** What is expected **
Return exactly the lines that run from the one containing "Decode this image" to the end of the entries, with both ends included.

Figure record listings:
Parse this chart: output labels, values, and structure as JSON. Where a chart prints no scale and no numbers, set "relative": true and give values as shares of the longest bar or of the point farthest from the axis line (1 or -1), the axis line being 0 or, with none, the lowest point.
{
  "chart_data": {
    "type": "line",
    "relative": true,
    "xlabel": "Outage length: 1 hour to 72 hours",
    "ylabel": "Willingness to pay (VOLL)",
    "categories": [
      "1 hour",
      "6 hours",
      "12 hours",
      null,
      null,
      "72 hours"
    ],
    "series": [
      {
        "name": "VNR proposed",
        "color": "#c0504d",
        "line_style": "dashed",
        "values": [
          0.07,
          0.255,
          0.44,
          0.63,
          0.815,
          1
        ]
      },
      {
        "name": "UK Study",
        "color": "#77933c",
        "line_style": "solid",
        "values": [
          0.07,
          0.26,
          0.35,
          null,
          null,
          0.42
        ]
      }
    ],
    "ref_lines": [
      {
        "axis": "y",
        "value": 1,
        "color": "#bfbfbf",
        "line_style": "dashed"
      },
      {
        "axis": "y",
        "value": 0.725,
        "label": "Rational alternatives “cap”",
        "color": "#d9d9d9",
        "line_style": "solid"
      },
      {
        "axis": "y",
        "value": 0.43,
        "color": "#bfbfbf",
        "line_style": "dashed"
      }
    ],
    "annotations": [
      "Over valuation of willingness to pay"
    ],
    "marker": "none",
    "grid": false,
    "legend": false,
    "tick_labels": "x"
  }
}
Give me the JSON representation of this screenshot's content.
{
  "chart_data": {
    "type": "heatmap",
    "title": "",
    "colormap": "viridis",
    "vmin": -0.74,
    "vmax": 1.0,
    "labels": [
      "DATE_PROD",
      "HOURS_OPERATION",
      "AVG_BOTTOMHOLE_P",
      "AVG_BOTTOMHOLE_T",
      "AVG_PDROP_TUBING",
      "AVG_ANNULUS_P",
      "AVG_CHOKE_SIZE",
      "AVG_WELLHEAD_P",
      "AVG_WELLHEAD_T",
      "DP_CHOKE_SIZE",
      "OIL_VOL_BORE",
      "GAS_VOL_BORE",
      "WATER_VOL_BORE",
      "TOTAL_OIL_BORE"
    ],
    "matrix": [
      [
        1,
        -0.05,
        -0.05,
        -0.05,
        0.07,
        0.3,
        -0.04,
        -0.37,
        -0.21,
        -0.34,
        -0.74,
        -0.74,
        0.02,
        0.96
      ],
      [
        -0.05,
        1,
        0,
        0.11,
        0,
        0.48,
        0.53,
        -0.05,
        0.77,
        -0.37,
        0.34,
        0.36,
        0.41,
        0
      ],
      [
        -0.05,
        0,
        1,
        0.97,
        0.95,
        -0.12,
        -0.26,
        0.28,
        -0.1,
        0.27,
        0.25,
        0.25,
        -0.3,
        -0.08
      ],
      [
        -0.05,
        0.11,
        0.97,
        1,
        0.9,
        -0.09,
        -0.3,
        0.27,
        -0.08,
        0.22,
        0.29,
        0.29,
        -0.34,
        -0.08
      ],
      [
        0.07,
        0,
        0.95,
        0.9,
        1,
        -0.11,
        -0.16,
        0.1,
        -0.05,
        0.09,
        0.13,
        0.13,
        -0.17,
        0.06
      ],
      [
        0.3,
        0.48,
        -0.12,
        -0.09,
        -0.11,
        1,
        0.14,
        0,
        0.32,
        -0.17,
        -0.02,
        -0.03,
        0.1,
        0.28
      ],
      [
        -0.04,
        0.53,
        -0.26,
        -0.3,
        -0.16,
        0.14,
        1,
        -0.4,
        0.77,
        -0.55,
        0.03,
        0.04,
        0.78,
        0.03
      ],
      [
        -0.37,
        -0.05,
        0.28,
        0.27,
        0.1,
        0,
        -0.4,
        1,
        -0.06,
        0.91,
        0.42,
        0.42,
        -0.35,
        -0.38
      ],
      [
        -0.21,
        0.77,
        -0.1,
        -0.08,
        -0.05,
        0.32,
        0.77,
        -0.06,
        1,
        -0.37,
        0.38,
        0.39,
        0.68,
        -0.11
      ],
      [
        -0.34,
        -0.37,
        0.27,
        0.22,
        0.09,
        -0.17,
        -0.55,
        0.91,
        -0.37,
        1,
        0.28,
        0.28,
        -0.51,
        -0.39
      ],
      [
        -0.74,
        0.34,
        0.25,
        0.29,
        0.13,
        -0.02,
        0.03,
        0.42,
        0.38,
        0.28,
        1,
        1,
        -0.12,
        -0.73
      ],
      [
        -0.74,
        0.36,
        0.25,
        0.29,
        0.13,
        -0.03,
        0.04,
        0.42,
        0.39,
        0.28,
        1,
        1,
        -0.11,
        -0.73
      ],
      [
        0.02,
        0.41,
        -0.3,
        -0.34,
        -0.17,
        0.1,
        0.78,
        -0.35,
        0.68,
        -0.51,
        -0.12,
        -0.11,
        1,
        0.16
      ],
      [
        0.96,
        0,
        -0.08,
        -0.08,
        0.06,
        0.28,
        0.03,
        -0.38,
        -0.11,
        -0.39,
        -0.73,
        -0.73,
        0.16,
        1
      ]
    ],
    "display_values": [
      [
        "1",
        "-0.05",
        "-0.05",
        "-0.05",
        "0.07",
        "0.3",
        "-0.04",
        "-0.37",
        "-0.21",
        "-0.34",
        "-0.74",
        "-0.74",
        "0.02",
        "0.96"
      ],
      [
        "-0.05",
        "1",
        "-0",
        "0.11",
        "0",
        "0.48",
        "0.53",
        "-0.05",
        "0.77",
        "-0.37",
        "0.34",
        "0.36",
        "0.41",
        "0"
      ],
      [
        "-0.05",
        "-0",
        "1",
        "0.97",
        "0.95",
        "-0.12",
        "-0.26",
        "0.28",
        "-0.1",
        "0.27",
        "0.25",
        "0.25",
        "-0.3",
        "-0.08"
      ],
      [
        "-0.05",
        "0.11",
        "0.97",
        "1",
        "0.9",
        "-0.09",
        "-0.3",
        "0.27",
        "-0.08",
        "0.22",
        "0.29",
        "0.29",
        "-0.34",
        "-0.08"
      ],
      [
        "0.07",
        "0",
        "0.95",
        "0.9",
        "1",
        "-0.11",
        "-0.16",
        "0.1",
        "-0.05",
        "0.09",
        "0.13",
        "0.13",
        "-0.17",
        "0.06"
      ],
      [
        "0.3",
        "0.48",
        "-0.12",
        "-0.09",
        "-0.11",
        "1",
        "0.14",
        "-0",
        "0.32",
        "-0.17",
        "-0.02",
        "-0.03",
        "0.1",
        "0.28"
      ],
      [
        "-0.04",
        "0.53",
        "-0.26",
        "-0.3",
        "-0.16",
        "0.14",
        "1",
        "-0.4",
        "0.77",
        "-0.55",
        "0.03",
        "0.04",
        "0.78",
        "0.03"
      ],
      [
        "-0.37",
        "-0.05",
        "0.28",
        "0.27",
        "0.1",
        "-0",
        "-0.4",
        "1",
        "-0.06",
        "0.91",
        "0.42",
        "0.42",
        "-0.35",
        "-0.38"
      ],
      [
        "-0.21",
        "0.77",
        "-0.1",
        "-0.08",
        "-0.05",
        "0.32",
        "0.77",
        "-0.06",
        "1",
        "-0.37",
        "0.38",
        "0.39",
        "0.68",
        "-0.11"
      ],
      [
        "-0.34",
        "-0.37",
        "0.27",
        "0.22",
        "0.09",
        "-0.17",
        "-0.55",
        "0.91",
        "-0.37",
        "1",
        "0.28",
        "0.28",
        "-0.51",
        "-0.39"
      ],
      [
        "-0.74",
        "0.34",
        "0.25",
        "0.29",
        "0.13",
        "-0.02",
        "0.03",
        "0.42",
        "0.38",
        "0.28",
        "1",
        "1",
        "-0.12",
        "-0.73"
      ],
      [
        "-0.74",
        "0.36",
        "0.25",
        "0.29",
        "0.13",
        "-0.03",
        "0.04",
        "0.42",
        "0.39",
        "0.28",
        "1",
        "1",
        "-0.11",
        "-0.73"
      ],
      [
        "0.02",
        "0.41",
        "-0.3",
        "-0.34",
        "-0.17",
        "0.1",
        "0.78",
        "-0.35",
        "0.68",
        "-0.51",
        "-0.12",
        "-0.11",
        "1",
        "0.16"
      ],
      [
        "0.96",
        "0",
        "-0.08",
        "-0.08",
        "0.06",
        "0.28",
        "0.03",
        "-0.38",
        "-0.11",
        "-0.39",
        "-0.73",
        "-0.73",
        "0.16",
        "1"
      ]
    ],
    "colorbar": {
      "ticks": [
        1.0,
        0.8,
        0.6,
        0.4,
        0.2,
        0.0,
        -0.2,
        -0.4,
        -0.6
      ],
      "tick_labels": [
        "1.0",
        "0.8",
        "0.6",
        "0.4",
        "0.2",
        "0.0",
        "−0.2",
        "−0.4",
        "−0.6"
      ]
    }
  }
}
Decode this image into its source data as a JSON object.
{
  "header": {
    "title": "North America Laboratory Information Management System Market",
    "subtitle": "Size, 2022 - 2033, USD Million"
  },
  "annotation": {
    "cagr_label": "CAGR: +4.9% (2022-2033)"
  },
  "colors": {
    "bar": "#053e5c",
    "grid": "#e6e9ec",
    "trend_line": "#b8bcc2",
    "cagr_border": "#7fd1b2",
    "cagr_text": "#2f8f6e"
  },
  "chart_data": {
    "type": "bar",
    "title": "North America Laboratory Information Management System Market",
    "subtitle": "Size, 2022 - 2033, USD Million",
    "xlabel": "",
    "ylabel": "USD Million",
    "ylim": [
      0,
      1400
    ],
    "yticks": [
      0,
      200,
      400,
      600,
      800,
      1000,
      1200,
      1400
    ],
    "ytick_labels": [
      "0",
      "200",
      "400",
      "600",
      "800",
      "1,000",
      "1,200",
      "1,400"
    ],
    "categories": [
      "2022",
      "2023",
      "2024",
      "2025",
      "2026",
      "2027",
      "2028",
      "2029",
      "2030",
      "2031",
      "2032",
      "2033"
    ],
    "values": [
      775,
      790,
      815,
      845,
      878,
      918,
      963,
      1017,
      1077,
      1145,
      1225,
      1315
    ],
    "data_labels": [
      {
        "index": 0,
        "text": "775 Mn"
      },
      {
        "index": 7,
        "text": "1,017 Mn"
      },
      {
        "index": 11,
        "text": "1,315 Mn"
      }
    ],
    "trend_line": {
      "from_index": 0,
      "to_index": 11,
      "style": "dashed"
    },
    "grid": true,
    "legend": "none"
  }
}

** Task result **
Decode this image into its source data as a JSON object.
{
  "header": {
    "title": "North America Laboratory Information Management System Market",
    "subtitle": "Size, 2022 - 2033, USD Million"
  },
  "annotation": {
    "cagr_label": "CAGR: +4.9% (2022-2033)"
  },
  "colors": {
    "bar": "#053e5c",
    "grid": "#e6e9ec",
    "trend_line": "#b8bcc2",
    "cagr_border": "#7fd1b2",
    "cagr_text": "#2f8f6e"
  },
  "chart_data": {
    "type": "bar",
    "title": "North America Laboratory Information Management System Market",
    "subtitle": "Size, 2022 - 2033, USD Million",
    "xlabel": "",
    "ylabel": "USD Million",
    "ylim": [
      0,
      1400
    ],
    "yticks": [
      0,
      200,
      400,
      600,
      800,
      1000,
      1200,
      1400
    ],
    "ytick_labels": [
      "0",
      "200",
      "400",
      "600",
      "800",
      "1,000",
      "1,200",
      "1,400"
    ],
    "categories": [
      "2022",
      "2023",
      "2024",
      "2025",
      "2026",
      "2027",
      "2028",
      "2029",
      "2030",
      "2031",
      "2032",
      "2033"
    ],
    "values": [
      775,
      790,
      815,
      845,
      878,
      918,
      963,
      1017,
      1077,
      1145,
      1225,
      1315
    ],
    "data_labels": [
      {
        "index": 0,
        "text": "775 Mn"
      },
      {
        "index": 7,
        "text": "1,017 Mn"
      },
      {
        "index": 11,
        "text": "1,315 Mn"
      }
    ],
    "trend_line": {
      "from_index": 0,
      "to_index": 11,
      "style": "dashed"
    },
    "grid": true,
    "legend": "none"
  }
}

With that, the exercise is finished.